Give the number of lines containing the word "informiert" and nothing more.

[Collected data entries]
--------------------
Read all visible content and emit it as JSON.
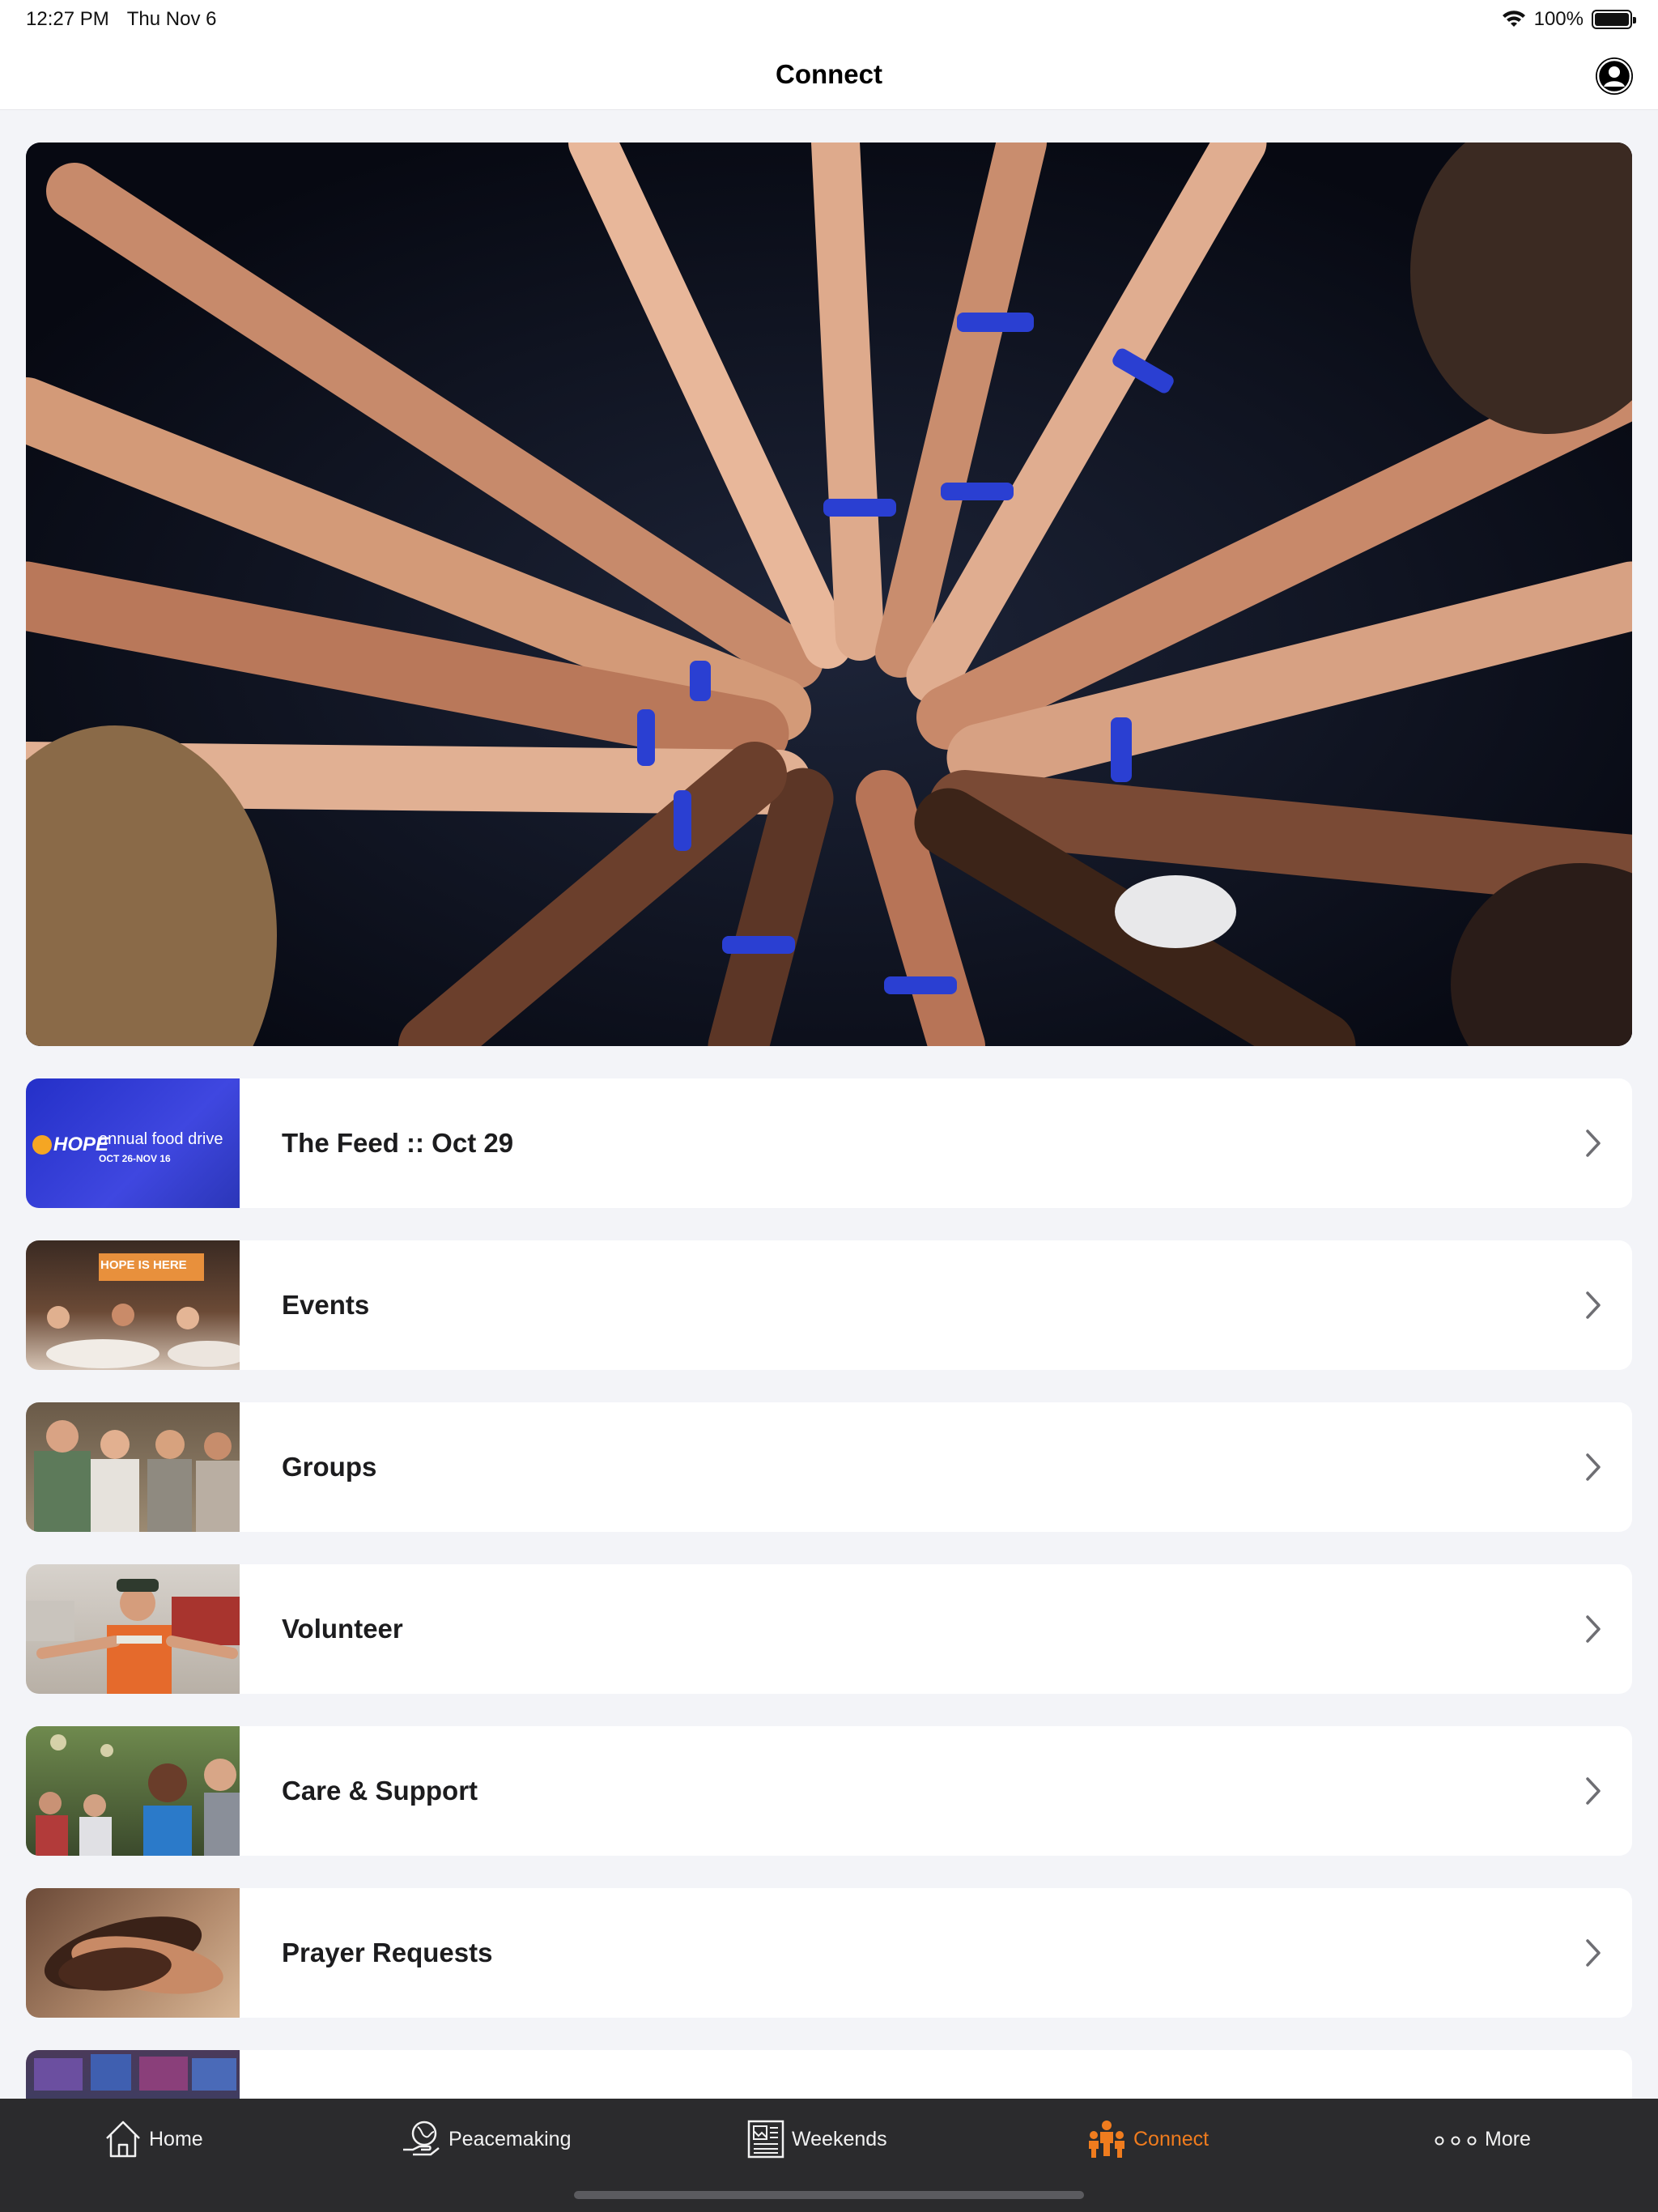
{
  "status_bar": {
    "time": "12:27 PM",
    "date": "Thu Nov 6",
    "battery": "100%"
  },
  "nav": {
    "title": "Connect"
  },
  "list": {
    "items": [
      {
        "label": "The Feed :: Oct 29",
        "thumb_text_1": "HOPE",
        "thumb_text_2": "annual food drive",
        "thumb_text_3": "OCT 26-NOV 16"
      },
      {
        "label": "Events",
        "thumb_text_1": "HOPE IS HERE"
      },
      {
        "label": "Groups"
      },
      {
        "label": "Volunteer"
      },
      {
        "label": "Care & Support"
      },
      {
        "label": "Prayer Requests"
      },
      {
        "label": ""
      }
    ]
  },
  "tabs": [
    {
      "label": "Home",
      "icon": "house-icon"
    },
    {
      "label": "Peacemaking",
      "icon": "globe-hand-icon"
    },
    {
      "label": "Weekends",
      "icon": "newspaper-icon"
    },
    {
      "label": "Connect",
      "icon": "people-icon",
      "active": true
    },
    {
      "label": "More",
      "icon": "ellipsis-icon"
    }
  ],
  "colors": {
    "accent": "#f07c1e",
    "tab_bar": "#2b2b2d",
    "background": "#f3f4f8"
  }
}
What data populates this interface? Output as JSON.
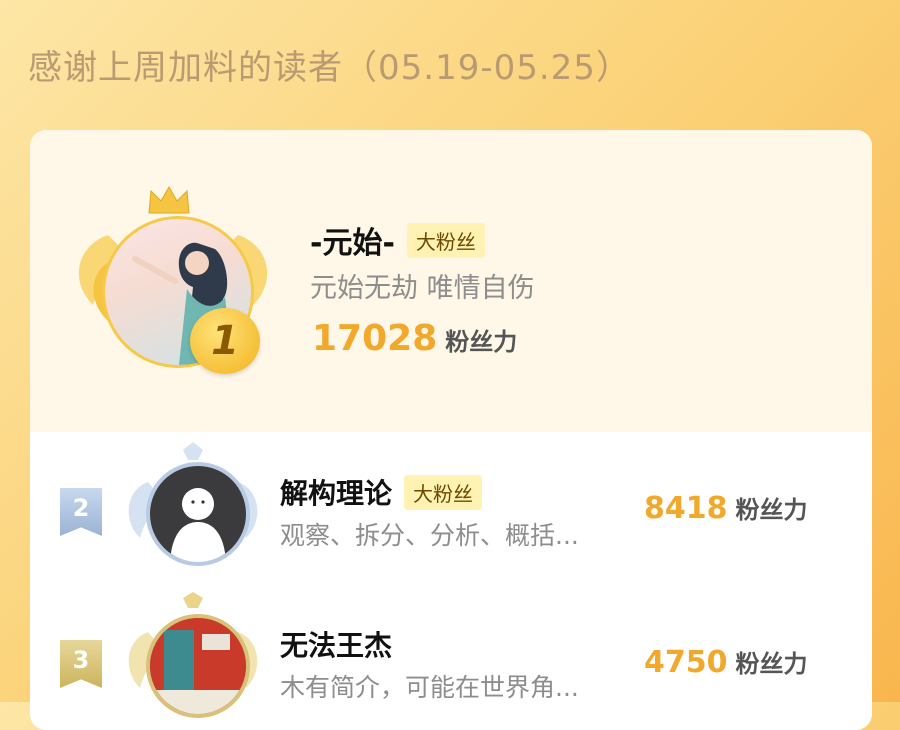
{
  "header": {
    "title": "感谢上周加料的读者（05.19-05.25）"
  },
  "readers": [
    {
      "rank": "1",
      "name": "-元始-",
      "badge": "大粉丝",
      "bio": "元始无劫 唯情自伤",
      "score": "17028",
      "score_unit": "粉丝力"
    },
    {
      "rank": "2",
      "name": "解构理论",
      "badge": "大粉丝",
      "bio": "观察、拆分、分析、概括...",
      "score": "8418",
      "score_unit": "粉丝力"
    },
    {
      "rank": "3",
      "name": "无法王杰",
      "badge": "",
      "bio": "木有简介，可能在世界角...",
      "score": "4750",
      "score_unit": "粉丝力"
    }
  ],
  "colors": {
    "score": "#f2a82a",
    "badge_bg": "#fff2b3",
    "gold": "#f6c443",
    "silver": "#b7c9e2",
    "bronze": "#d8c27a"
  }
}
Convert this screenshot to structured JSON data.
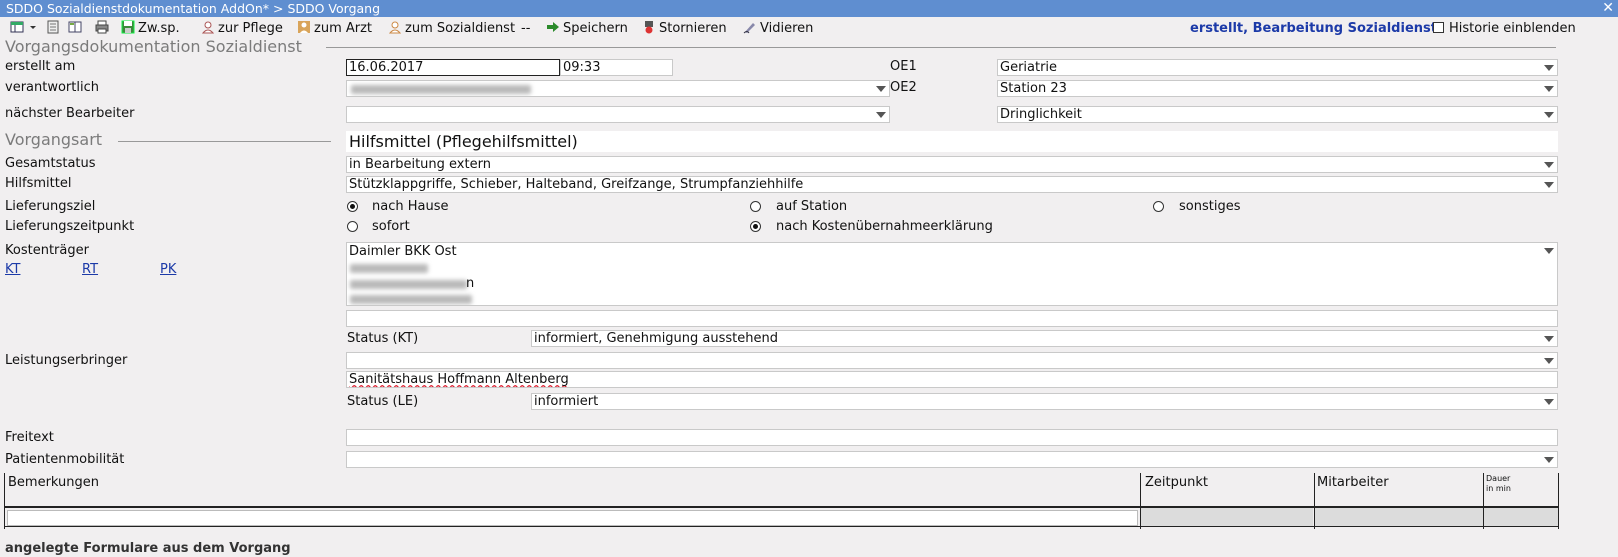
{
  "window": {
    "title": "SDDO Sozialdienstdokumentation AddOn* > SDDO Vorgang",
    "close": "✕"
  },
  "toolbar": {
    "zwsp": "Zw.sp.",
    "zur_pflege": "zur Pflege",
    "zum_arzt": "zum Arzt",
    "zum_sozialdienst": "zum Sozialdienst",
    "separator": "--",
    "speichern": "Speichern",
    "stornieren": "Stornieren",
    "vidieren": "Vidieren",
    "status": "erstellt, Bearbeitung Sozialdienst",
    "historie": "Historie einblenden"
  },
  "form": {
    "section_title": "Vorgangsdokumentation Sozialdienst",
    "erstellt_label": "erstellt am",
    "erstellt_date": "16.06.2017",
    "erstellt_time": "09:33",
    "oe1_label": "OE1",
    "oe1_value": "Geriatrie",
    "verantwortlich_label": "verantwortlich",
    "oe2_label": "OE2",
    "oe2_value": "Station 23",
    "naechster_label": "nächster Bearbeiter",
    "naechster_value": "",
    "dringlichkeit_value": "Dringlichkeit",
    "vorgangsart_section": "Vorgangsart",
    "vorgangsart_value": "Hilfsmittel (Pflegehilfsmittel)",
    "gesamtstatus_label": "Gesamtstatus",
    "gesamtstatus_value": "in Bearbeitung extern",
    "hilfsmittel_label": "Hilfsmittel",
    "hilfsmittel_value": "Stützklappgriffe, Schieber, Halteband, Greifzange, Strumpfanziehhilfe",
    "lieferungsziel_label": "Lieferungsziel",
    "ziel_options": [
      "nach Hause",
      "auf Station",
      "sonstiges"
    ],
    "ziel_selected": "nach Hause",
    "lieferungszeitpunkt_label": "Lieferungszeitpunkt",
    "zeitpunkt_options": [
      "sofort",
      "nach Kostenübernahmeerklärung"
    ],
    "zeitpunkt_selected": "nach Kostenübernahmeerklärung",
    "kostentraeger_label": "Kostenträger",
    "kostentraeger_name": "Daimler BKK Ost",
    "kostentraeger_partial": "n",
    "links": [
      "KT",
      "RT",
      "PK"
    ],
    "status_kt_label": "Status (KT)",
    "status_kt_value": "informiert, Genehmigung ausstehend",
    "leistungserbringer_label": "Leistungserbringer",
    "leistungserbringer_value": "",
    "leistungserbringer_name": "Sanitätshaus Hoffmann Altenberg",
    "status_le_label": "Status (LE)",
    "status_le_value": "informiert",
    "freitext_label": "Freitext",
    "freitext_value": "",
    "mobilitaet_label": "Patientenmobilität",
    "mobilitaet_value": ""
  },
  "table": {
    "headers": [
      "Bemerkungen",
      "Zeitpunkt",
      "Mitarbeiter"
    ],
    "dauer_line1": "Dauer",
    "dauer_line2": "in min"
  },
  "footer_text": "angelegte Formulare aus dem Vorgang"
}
--------------------
- EXERCISE ANSWER
2